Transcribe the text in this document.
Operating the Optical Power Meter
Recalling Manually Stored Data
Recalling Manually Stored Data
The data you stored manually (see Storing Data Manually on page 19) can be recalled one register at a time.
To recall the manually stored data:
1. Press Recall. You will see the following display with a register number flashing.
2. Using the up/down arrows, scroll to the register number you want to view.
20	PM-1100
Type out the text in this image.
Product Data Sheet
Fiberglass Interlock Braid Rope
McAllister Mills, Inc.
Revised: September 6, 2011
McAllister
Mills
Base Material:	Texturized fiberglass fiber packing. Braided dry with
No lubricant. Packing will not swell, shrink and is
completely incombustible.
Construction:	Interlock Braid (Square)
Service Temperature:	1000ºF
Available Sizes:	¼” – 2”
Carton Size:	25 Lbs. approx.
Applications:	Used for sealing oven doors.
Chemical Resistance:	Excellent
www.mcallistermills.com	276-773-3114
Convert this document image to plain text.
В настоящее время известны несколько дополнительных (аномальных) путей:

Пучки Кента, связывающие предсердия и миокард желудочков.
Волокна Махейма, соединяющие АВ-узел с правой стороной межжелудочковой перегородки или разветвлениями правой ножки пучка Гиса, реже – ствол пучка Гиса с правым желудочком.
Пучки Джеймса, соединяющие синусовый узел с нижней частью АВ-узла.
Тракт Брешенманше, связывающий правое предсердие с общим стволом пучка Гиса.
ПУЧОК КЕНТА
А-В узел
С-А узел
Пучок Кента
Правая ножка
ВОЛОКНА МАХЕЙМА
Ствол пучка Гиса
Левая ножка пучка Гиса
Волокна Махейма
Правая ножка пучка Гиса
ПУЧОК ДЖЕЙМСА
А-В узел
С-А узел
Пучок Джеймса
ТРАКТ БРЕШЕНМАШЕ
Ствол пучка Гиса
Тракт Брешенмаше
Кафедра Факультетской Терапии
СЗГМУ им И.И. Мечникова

━━━━━━━━━━

Exactly reproduce every line found in the records.

- Solution for this exercise
Transcribe the text in this document.
Operating the Optical Power Meter
Recalling Manually Stored Data
Recalling Manually Stored Data
The data you stored manually (see Storing Data Manually on page 19) can be recalled one register at a time.
To recall the manually stored data:
1. Press Recall. You will see the following display with a register number flashing.
2. Using the up/down arrows, scroll to the register number you want to view.
20	PM-1100
Type out the text in this image.
Product Data Sheet
Fiberglass Interlock Braid Rope
McAllister Mills, Inc.
Revised: September 6, 2011
McAllister
Mills
Base Material:	Texturized fiberglass fiber packing. Braided dry with
No lubricant. Packing will not swell, shrink and is
completely incombustible.
Construction:	Interlock Braid (Square)
Service Temperature:	1000ºF
Available Sizes:	¼” – 2”
Carton Size:	25 Lbs. approx.
Applications:	Used for sealing oven doors.
Chemical Resistance:	Excellent
www.mcallistermills.com	276-773-3114
Convert this document image to plain text.
В настоящее время известны несколько дополнительных (аномальных) путей:

Пучки Кента, связывающие предсердия и миокард желудочков.
Волокна Махейма, соединяющие АВ-узел с правой стороной межжелудочковой перегородки или разветвлениями правой ножки пучка Гиса, реже – ствол пучка Гиса с правым желудочком.
Пучки Джеймса, соединяющие синусовый узел с нижней частью АВ-узла.
Тракт Брешенманше, связывающий правое предсердие с общим стволом пучка Гиса.
ПУЧОК КЕНТА
А-В узел
С-А узел
Пучок Кента
Правая ножка
ВОЛОКНА МАХЕЙМА
Ствол пучка Гиса
Левая ножка пучка Гиса
Волокна Махейма
Правая ножка пучка Гиса
ПУЧОК ДЖЕЙМСА
А-В узел
С-А узел
Пучок Джеймса
ТРАКТ БРЕШЕНМАШЕ
Ствол пучка Гиса
Тракт Брешенмаше
Кафедра Факультетской Терапии
СЗГМУ им И.И. Мечникова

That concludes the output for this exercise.